What you are asked to do —
Copy out all the entries exactly.

Working data —
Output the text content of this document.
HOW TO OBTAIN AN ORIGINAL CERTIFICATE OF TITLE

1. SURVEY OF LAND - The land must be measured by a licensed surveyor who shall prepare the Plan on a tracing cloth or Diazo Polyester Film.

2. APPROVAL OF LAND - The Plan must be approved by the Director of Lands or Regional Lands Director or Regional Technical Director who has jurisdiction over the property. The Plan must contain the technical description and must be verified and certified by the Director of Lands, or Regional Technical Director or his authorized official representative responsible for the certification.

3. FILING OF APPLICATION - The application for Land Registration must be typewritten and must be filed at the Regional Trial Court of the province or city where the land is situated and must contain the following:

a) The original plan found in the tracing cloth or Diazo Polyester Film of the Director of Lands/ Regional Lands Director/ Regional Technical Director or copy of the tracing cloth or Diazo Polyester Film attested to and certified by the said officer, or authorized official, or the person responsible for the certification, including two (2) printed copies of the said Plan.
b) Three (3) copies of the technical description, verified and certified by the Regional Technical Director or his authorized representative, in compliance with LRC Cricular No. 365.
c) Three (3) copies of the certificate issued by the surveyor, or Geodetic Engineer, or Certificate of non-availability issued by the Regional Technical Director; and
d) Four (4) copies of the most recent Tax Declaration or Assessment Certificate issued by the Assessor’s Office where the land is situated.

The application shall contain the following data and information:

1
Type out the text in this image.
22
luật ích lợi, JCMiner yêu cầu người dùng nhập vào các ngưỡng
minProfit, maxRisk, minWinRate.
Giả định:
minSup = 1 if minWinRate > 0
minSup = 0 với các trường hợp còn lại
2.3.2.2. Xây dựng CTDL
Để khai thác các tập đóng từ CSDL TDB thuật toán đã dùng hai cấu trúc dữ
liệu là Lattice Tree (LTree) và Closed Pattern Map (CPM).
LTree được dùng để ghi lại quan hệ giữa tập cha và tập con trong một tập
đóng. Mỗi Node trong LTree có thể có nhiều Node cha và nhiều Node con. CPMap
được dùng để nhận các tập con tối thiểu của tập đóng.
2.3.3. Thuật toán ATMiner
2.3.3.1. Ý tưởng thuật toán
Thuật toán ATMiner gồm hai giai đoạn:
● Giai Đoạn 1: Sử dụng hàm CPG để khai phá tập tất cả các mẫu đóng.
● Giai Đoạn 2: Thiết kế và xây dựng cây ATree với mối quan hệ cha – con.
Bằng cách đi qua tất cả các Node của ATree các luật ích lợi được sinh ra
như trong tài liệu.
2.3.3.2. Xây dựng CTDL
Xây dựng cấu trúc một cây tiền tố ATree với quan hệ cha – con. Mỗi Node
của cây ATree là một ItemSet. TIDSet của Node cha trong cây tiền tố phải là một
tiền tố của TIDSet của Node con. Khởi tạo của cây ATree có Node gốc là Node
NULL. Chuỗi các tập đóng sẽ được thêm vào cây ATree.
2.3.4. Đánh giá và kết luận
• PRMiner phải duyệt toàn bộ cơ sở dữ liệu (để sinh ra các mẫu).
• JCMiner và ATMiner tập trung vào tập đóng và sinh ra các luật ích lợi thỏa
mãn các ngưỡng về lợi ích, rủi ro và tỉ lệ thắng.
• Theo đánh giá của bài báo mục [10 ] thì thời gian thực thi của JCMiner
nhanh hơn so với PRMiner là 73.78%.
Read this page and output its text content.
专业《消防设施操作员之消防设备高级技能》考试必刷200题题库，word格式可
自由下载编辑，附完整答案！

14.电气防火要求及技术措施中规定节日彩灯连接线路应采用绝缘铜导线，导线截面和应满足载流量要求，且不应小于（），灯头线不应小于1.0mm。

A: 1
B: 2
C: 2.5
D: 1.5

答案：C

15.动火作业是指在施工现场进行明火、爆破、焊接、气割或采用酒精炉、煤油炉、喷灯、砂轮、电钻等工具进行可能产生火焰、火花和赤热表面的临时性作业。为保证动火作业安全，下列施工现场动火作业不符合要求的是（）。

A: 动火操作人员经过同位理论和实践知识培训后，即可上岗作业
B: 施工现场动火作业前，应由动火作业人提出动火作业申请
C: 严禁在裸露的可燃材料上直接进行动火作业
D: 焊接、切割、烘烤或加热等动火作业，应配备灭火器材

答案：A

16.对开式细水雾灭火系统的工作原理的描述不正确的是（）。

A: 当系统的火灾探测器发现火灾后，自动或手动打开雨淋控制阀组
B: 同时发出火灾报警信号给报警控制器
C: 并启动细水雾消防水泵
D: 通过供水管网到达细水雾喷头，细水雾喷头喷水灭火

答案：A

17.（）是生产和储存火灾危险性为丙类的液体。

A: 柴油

Solution below —
Output the text content of this document.
HOW TO OBTAIN AN ORIGINAL CERTIFICATE OF TITLE

1. SURVEY OF LAND - The land must be measured by a licensed surveyor who shall prepare the Plan on a tracing cloth or Diazo Polyester Film.

2. APPROVAL OF LAND - The Plan must be approved by the Director of Lands or Regional Lands Director or Regional Technical Director who has jurisdiction over the property. The Plan must contain the technical description and must be verified and certified by the Director of Lands, or Regional Technical Director or his authorized official representative responsible for the certification.

3. FILING OF APPLICATION - The application for Land Registration must be typewritten and must be filed at the Regional Trial Court of the province or city where the land is situated and must contain the following:

a) The original plan found in the tracing cloth or Diazo Polyester Film of the Director of Lands/ Regional Lands Director/ Regional Technical Director or copy of the tracing cloth or Diazo Polyester Film attested to and certified by the said officer, or authorized official, or the person responsible for the certification, including two (2) printed copies of the said Plan.
b) Three (3) copies of the technical description, verified and certified by the Regional Technical Director or his authorized representative, in compliance with LRC Cricular No. 365.
c) Three (3) copies of the certificate issued by the surveyor, or Geodetic Engineer, or Certificate of non-availability issued by the Regional Technical Director; and
d) Four (4) copies of the most recent Tax Declaration or Assessment Certificate issued by the Assessor’s Office where the land is situated.

The application shall contain the following data and information:

1
Type out the text in this image.
22
luật ích lợi, JCMiner yêu cầu người dùng nhập vào các ngưỡng
minProfit, maxRisk, minWinRate.
Giả định:
minSup = 1 if minWinRate > 0
minSup = 0 với các trường hợp còn lại
2.3.2.2. Xây dựng CTDL
Để khai thác các tập đóng từ CSDL TDB thuật toán đã dùng hai cấu trúc dữ
liệu là Lattice Tree (LTree) và Closed Pattern Map (CPM).
LTree được dùng để ghi lại quan hệ giữa tập cha và tập con trong một tập
đóng. Mỗi Node trong LTree có thể có nhiều Node cha và nhiều Node con. CPMap
được dùng để nhận các tập con tối thiểu của tập đóng.
2.3.3. Thuật toán ATMiner
2.3.3.1. Ý tưởng thuật toán
Thuật toán ATMiner gồm hai giai đoạn:
● Giai Đoạn 1: Sử dụng hàm CPG để khai phá tập tất cả các mẫu đóng.
● Giai Đoạn 2: Thiết kế và xây dựng cây ATree với mối quan hệ cha – con.
Bằng cách đi qua tất cả các Node của ATree các luật ích lợi được sinh ra
như trong tài liệu.
2.3.3.2. Xây dựng CTDL
Xây dựng cấu trúc một cây tiền tố ATree với quan hệ cha – con. Mỗi Node
của cây ATree là một ItemSet. TIDSet của Node cha trong cây tiền tố phải là một
tiền tố của TIDSet của Node con. Khởi tạo của cây ATree có Node gốc là Node
NULL. Chuỗi các tập đóng sẽ được thêm vào cây ATree.
2.3.4. Đánh giá và kết luận
• PRMiner phải duyệt toàn bộ cơ sở dữ liệu (để sinh ra các mẫu).
• JCMiner và ATMiner tập trung vào tập đóng và sinh ra các luật ích lợi thỏa
mãn các ngưỡng về lợi ích, rủi ro và tỉ lệ thắng.
• Theo đánh giá của bài báo mục [10 ] thì thời gian thực thi của JCMiner
nhanh hơn so với PRMiner là 73.78%.
Read this page and output its text content.
专业《消防设施操作员之消防设备高级技能》考试必刷200题题库，word格式可
自由下载编辑，附完整答案！

14.电气防火要求及技术措施中规定节日彩灯连接线路应采用绝缘铜导线，导线截面和应满足载流量要求，且不应小于（），灯头线不应小于1.0mm。

A: 1
B: 2
C: 2.5
D: 1.5

答案：C

15.动火作业是指在施工现场进行明火、爆破、焊接、气割或采用酒精炉、煤油炉、喷灯、砂轮、电钻等工具进行可能产生火焰、火花和赤热表面的临时性作业。为保证动火作业安全，下列施工现场动火作业不符合要求的是（）。

A: 动火操作人员经过同位理论和实践知识培训后，即可上岗作业
B: 施工现场动火作业前，应由动火作业人提出动火作业申请
C: 严禁在裸露的可燃材料上直接进行动火作业
D: 焊接、切割、烘烤或加热等动火作业，应配备灭火器材

答案：A

16.对开式细水雾灭火系统的工作原理的描述不正确的是（）。

A: 当系统的火灾探测器发现火灾后，自动或手动打开雨淋控制阀组
B: 同时发出火灾报警信号给报警控制器
C: 并启动细水雾消防水泵
D: 通过供水管网到达细水雾喷头，细水雾喷头喷水灭火

答案：A

17.（）是生产和储存火灾危险性为丙类的液体。

A: 柴油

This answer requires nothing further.